(Collected data entries)
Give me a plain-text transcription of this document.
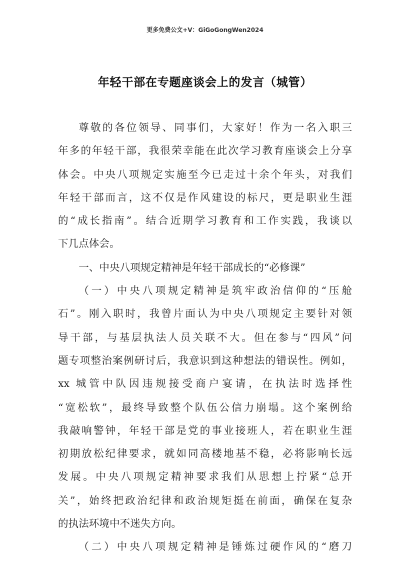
更多免费公文+V：GiGoGongWen2024
年轻干部在专题座谈会上的发言（城管）
尊敬的各位领导、同事们，大家好！作为一名入职三
年多的年轻干部，我很荣幸能在此次学习教育座谈会上分享
体会。中央八项规定实施至今已走过十余个年头，对我们
年轻干部而言，这不仅是作风建设的标尺，更是职业生涯
的“成长指南”。结合近期学习教育和工作实践，我谈以
下几点体会。
一、中央八项规定精神是年轻干部成长的“必修课”
（一）中央八项规定精神是筑牢政治信仰的“压舱
石”。刚入职时，我曾片面认为中央八项规定主要针对领
导干部，与基层执法人员关联不大。但在参与“四风”问
题专项整治案例研讨后，我意识到这种想法的错误性。例如，
xx 城管中队因违规接受商户宴请，在执法时选择性
“宽松软”，最终导致整个队伍公信力崩塌。这个案例给
我敲响警钟，年轻干部是党的事业接班人，若在职业生涯
初期放松纪律要求，就如同高楼地基不稳，必将影响长远
发展。中央八项规定精神要求我们从思想上拧紧“总开
关”，始终把政治纪律和政治规矩挺在前面，确保在复杂
的执法环境中不迷失方向。
（二）中央八项规定精神是锤炼过硬作风的“磨刀
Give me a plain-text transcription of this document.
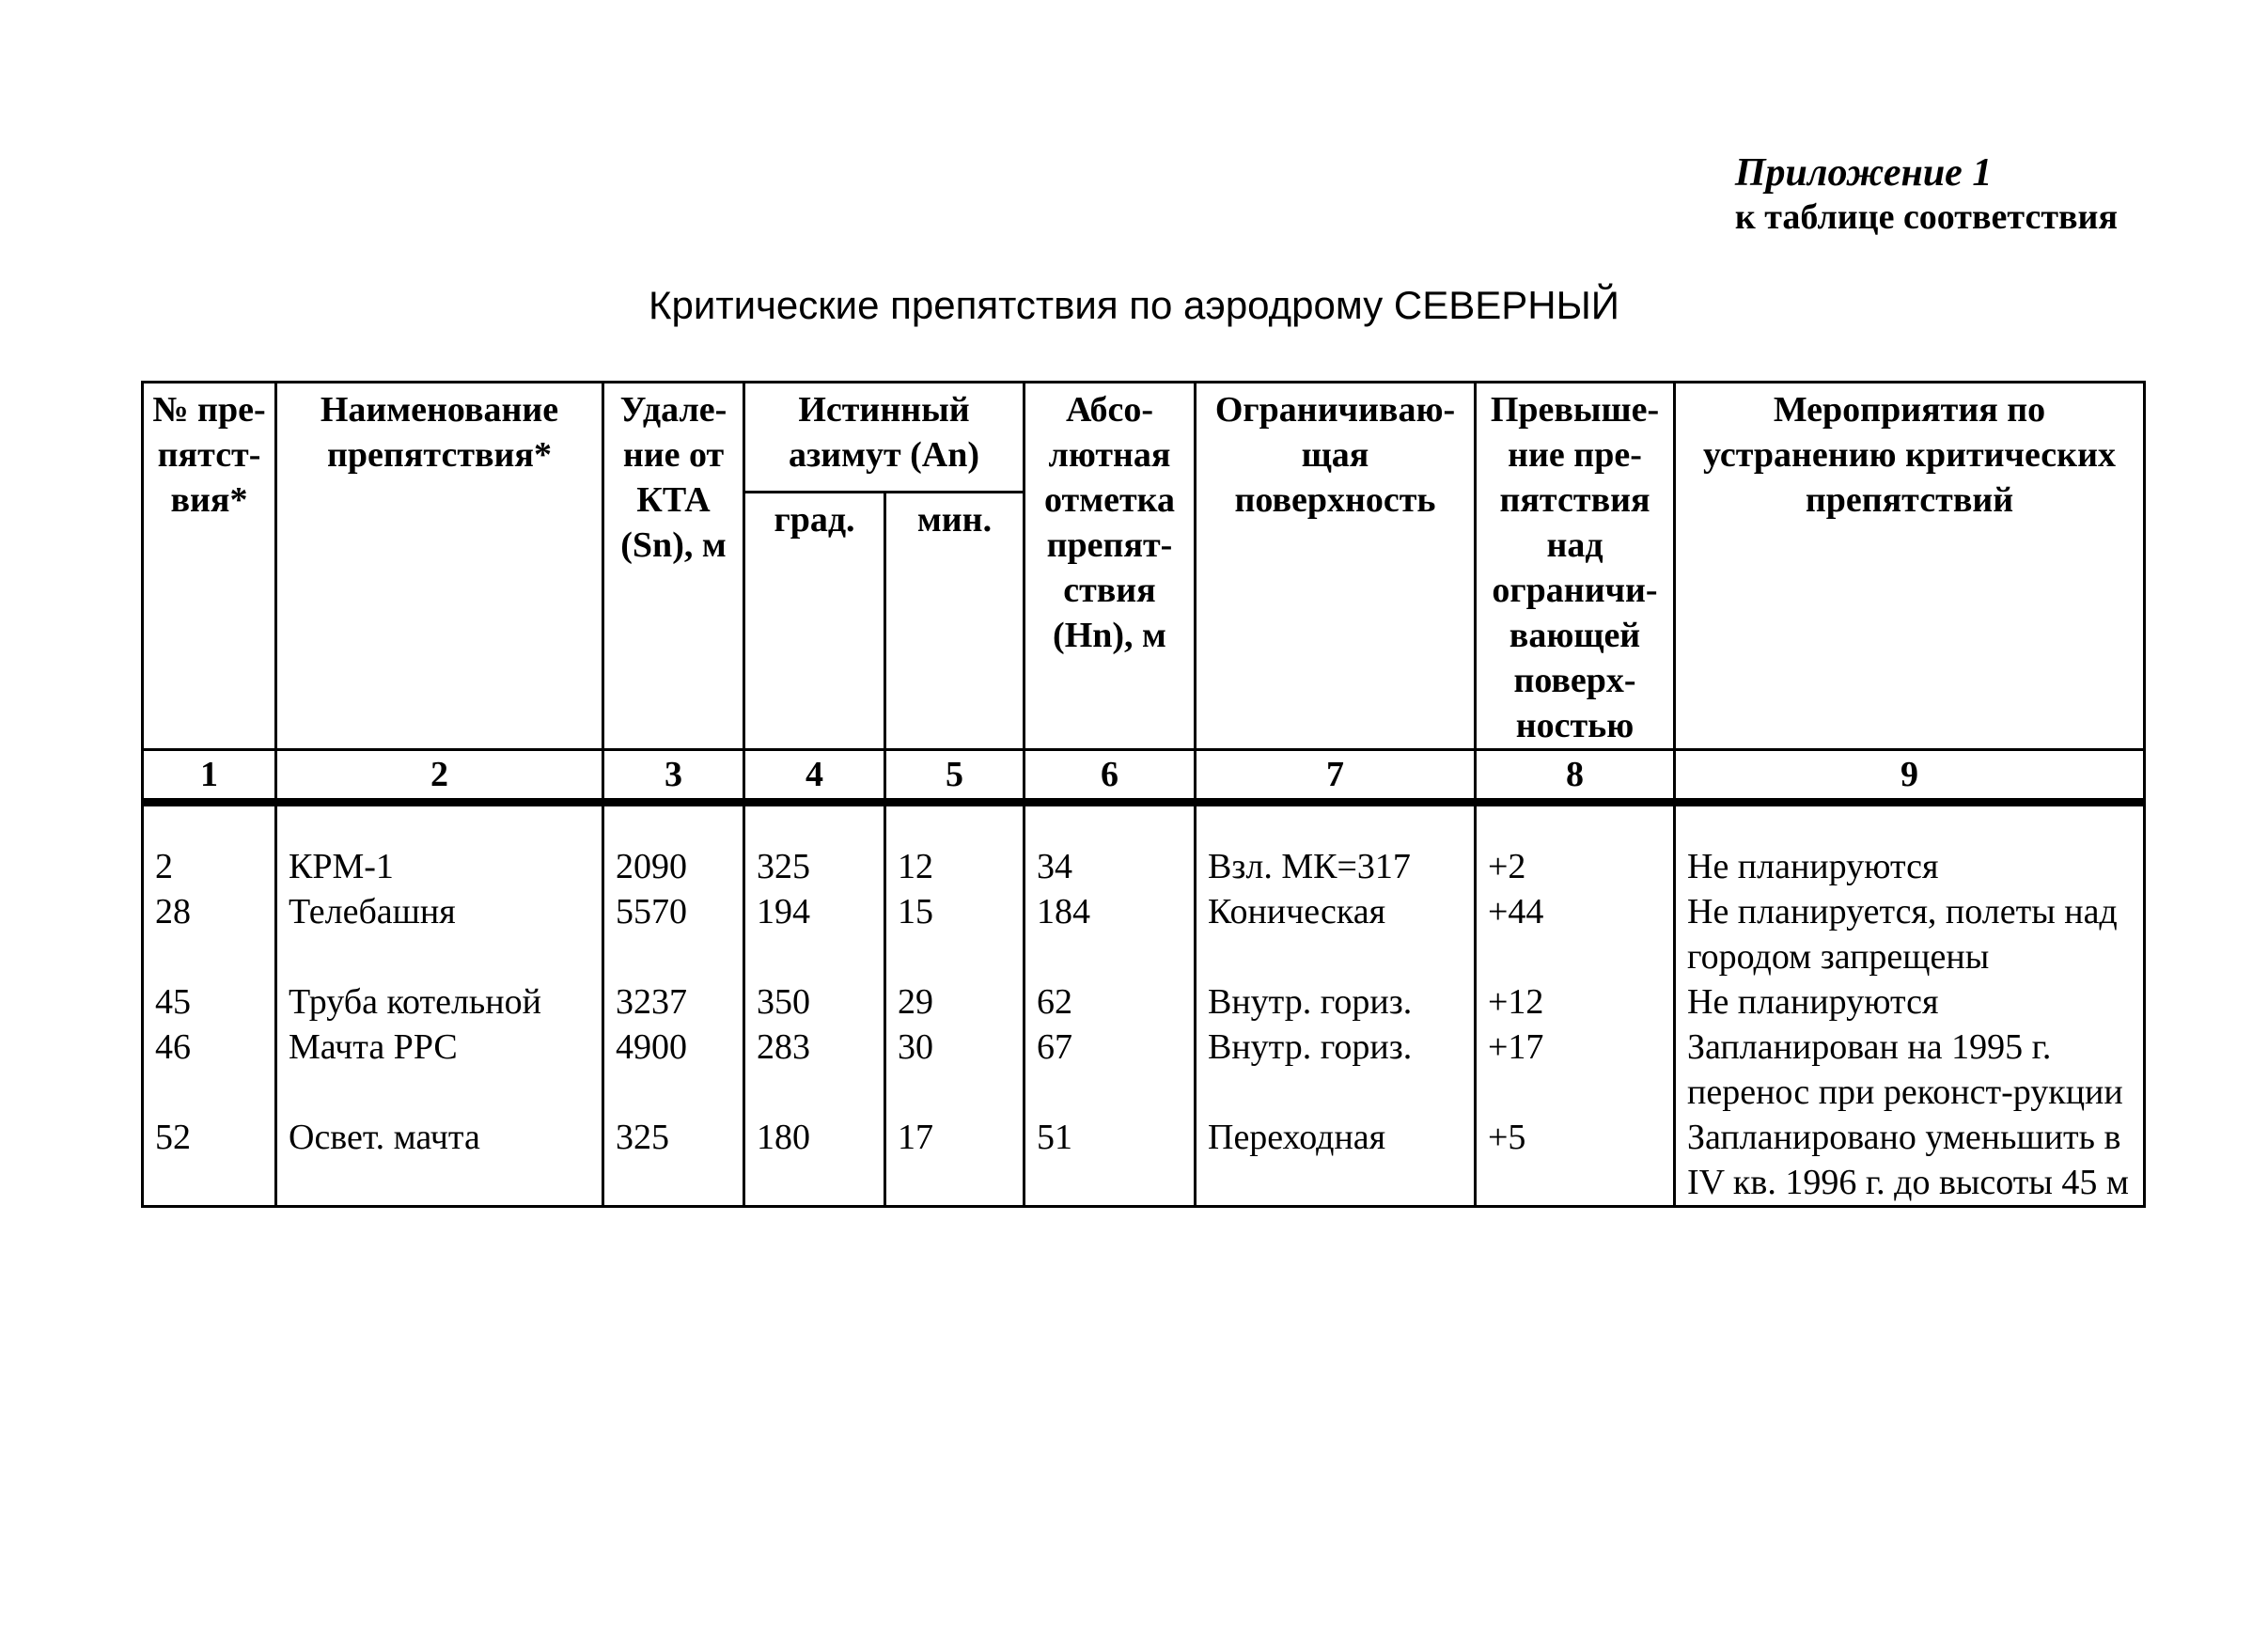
Приложение 1
к таблице соответствия
Критические препятствия по аэродрому СЕВЕРНЫЙ
№ пре-пятст-вия*	Наименование препятствия*	Удале-ние от КТА (Sn), м	Истинный азимут (An)		Абсо-лютная отметка препят-ствия (Hn), м	Ограничиваю-щая поверхность	Превыше-ние пре-пятствия над ограничи-вающей поверх-ностью	Мероприятия по устранению критических препятствий
			град.	мин.				
1	2	3	4	5	6	7	8	9

2	КРМ-1	2090	325	12	34	Взл. МК=317	+2	Не планируются
28	Телебашня	5570	194	15	184	Коническая	+44	Не планируется, полеты над городом запрещены
45	Труба котельной	3237	350	29	62	Внутр. гориз.	+12	Не планируются
46	Мачта РРС	4900	283	30	67	Внутр. гориз.	+17	Запланирован на 1995 г. перенос при реконст-рукции
52	Освет. мачта	325	180	17	51	Переходная	+5	Запланировано уменьшить в IV кв. 1996 г. до высоты 45 м
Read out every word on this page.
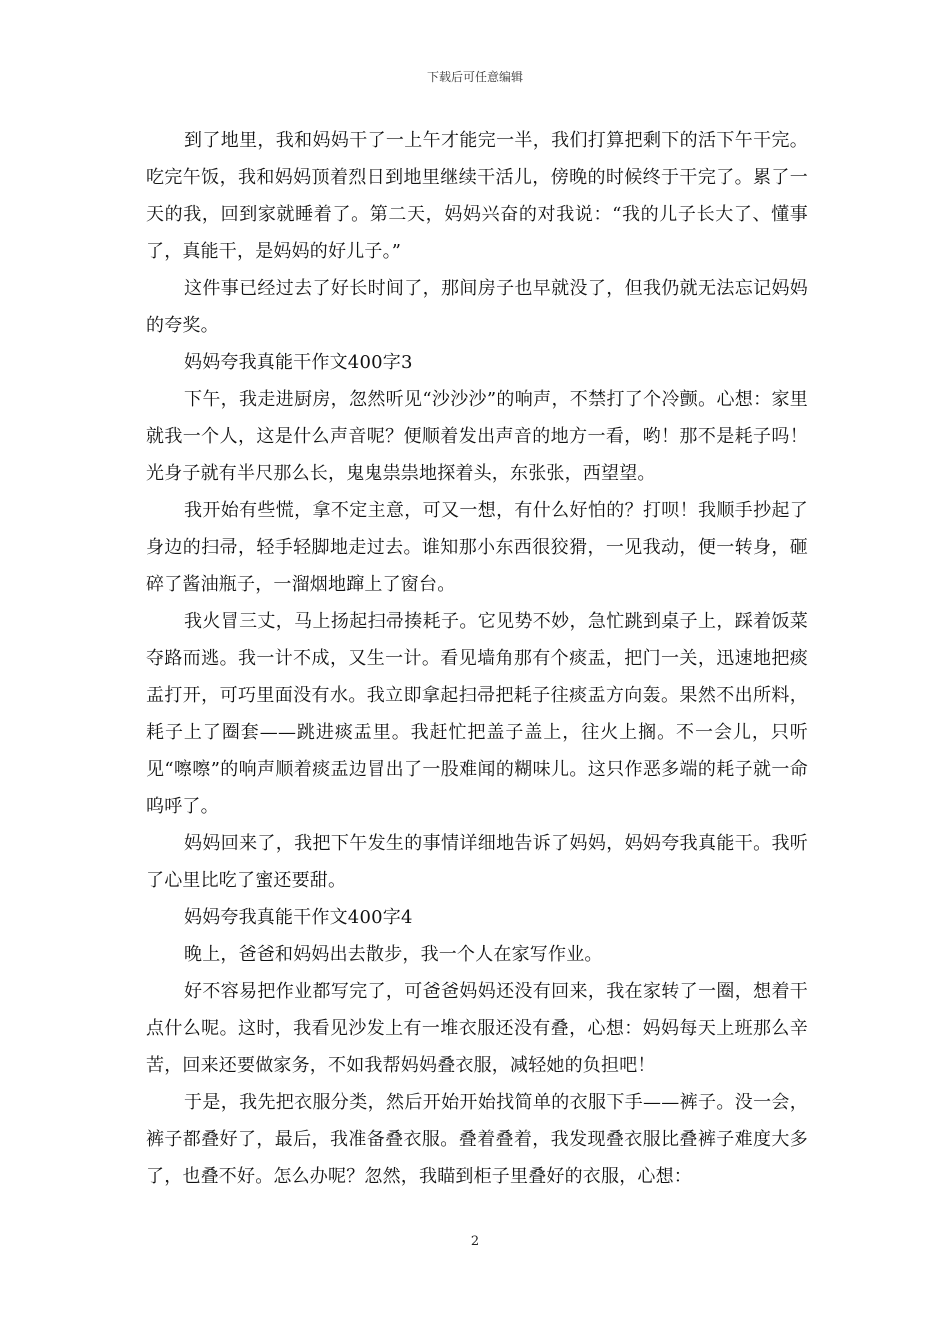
下载后可任意编辑

到了地里，我和妈妈干了一上午才能完一半，我们打算把剩下的活下午干完。吃完午饭，我和妈妈顶着烈日到地里继续干活儿，傍晚的时候终于干完了。累了一天的我，回到家就睡着了。第二天，妈妈兴奋的对我说：“我的儿子长大了、懂事了，真能干，是妈妈的好儿子。”

这件事已经过去了好长时间了，那间房子也早就没了，但我仍就无法忘记妈妈的夸奖。

妈妈夸我真能干作文400字3

下午，我走进厨房，忽然听见“沙沙沙”的响声，不禁打了个冷颤。心想：家里就我一个人，这是什么声音呢？便顺着发出声音的地方一看，哟！那不是耗子吗！光身子就有半尺那么长，鬼鬼祟祟地探着头，东张张，西望望。

我开始有些慌，拿不定主意，可又一想，有什么好怕的？打呗！我顺手抄起了身边的扫帚，轻手轻脚地走过去。谁知那小东西很狡猾，一见我动，便一转身，砸碎了酱油瓶子，一溜烟地蹿上了窗台。

我火冒三丈，马上扬起扫帚揍耗子。它见势不妙，急忙跳到桌子上，踩着饭菜夺路而逃。我一计不成，又生一计。看见墙角那有个痰盂，把门一关，迅速地把痰盂打开，可巧里面没有水。我立即拿起扫帚把耗子往痰盂方向轰。果然不出所料，耗子上了圈套——跳进痰盂里。我赶忙把盖子盖上，往火上搁。不一会儿，只听见“嚓嚓”的响声顺着痰盂边冒出了一股难闻的糊味儿。这只作恶多端的耗子就一命呜呼了。

妈妈回来了，我把下午发生的事情详细地告诉了妈妈，妈妈夸我真能干。我听了心里比吃了蜜还要甜。

妈妈夸我真能干作文400字4

晚上，爸爸和妈妈出去散步，我一个人在家写作业。

好不容易把作业都写完了，可爸爸妈妈还没有回来，我在家转了一圈，想着干点什么呢。这时，我看见沙发上有一堆衣服还没有叠，心想：妈妈每天上班那么辛苦，回来还要做家务，不如我帮妈妈叠衣服，减轻她的负担吧！

于是，我先把衣服分类，然后开始开始找简单的衣服下手——裤子。没一会，裤子都叠好了，最后，我准备叠衣服。叠着叠着，我发现叠衣服比叠裤子难度大多了，也叠不好。怎么办呢？忽然，我瞄到柜子里叠好的衣服，心想：

2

_EXERCISE REQUIREMENTS_
Transcribe every line in the entries above, taking out only the images.

_CORRECT OUTPUT_
Give me a plain-text transcription of this document.
更多免费公文+V：GiGoGongWen2024
年轻干部在专题座谈会上的发言（城管）
尊敬的各位领导、同事们，大家好！作为一名入职三
年多的年轻干部，我很荣幸能在此次学习教育座谈会上分享
体会。中央八项规定实施至今已走过十余个年头，对我们
年轻干部而言，这不仅是作风建设的标尺，更是职业生涯
的“成长指南”。结合近期学习教育和工作实践，我谈以
下几点体会。
一、中央八项规定精神是年轻干部成长的“必修课”
（一）中央八项规定精神是筑牢政治信仰的“压舱
石”。刚入职时，我曾片面认为中央八项规定主要针对领
导干部，与基层执法人员关联不大。但在参与“四风”问
题专项整治案例研讨后，我意识到这种想法的错误性。例如，
xx 城管中队因违规接受商户宴请，在执法时选择性
“宽松软”，最终导致整个队伍公信力崩塌。这个案例给
我敲响警钟，年轻干部是党的事业接班人，若在职业生涯
初期放松纪律要求，就如同高楼地基不稳，必将影响长远
发展。中央八项规定精神要求我们从思想上拧紧“总开
关”，始终把政治纪律和政治规矩挺在前面，确保在复杂
的执法环境中不迷失方向。
（二）中央八项规定精神是锤炼过硬作风的“磨刀
Give me a plain-text transcription of this document.
Приложение 1
к таблице соответствия
Критические препятствия по аэродрому СЕВЕРНЫЙ
№ пре-пятст-вия*	Наименование препятствия*	Удале-ние от КТА (Sn), м	Истинный азимут (An)		Абсо-лютная отметка препят-ствия (Hn), м	Ограничиваю-щая поверхность	Превыше-ние пре-пятствия над ограничи-вающей поверх-ностью	Мероприятия по устранению критических препятствий
			град.	мин.				
1	2	3	4	5	6	7	8	9

2	КРМ-1	2090	325	12	34	Взл. МК=317	+2	Не планируются
28	Телебашня	5570	194	15	184	Коническая	+44	Не планируется, полеты над городом запрещены
45	Труба котельной	3237	350	29	62	Внутр. гориз.	+12	Не планируются
46	Мачта РРС	4900	283	30	67	Внутр. гориз.	+17	Запланирован на 1995 г. перенос при реконст-рукции
52	Освет. мачта	325	180	17	51	Переходная	+5	Запланировано уменьшить в IV кв. 1996 г. до высоты 45 м
Read out every word on this page.
下载后可任意编辑

到了地里，我和妈妈干了一上午才能完一半，我们打算把剩下的活下午干完。吃完午饭，我和妈妈顶着烈日到地里继续干活儿，傍晚的时候终于干完了。累了一天的我，回到家就睡着了。第二天，妈妈兴奋的对我说：“我的儿子长大了、懂事了，真能干，是妈妈的好儿子。”

这件事已经过去了好长时间了，那间房子也早就没了，但我仍就无法忘记妈妈的夸奖。

妈妈夸我真能干作文400字3

下午，我走进厨房，忽然听见“沙沙沙”的响声，不禁打了个冷颤。心想：家里就我一个人，这是什么声音呢？便顺着发出声音的地方一看，哟！那不是耗子吗！光身子就有半尺那么长，鬼鬼祟祟地探着头，东张张，西望望。

我开始有些慌，拿不定主意，可又一想，有什么好怕的？打呗！我顺手抄起了身边的扫帚，轻手轻脚地走过去。谁知那小东西很狡猾，一见我动，便一转身，砸碎了酱油瓶子，一溜烟地蹿上了窗台。

我火冒三丈，马上扬起扫帚揍耗子。它见势不妙，急忙跳到桌子上，踩着饭菜夺路而逃。我一计不成，又生一计。看见墙角那有个痰盂，把门一关，迅速地把痰盂打开，可巧里面没有水。我立即拿起扫帚把耗子往痰盂方向轰。果然不出所料，耗子上了圈套——跳进痰盂里。我赶忙把盖子盖上，往火上搁。不一会儿，只听见“嚓嚓”的响声顺着痰盂边冒出了一股难闻的糊味儿。这只作恶多端的耗子就一命呜呼了。

妈妈回来了，我把下午发生的事情详细地告诉了妈妈，妈妈夸我真能干。我听了心里比吃了蜜还要甜。

妈妈夸我真能干作文400字4

晚上，爸爸和妈妈出去散步，我一个人在家写作业。

好不容易把作业都写完了，可爸爸妈妈还没有回来，我在家转了一圈，想着干点什么呢。这时，我看见沙发上有一堆衣服还没有叠，心想：妈妈每天上班那么辛苦，回来还要做家务，不如我帮妈妈叠衣服，减轻她的负担吧！

于是，我先把衣服分类，然后开始开始找简单的衣服下手——裤子。没一会，裤子都叠好了，最后，我准备叠衣服。叠着叠着，我发现叠衣服比叠裤子难度大多了，也叠不好。怎么办呢？忽然，我瞄到柜子里叠好的衣服，心想：

2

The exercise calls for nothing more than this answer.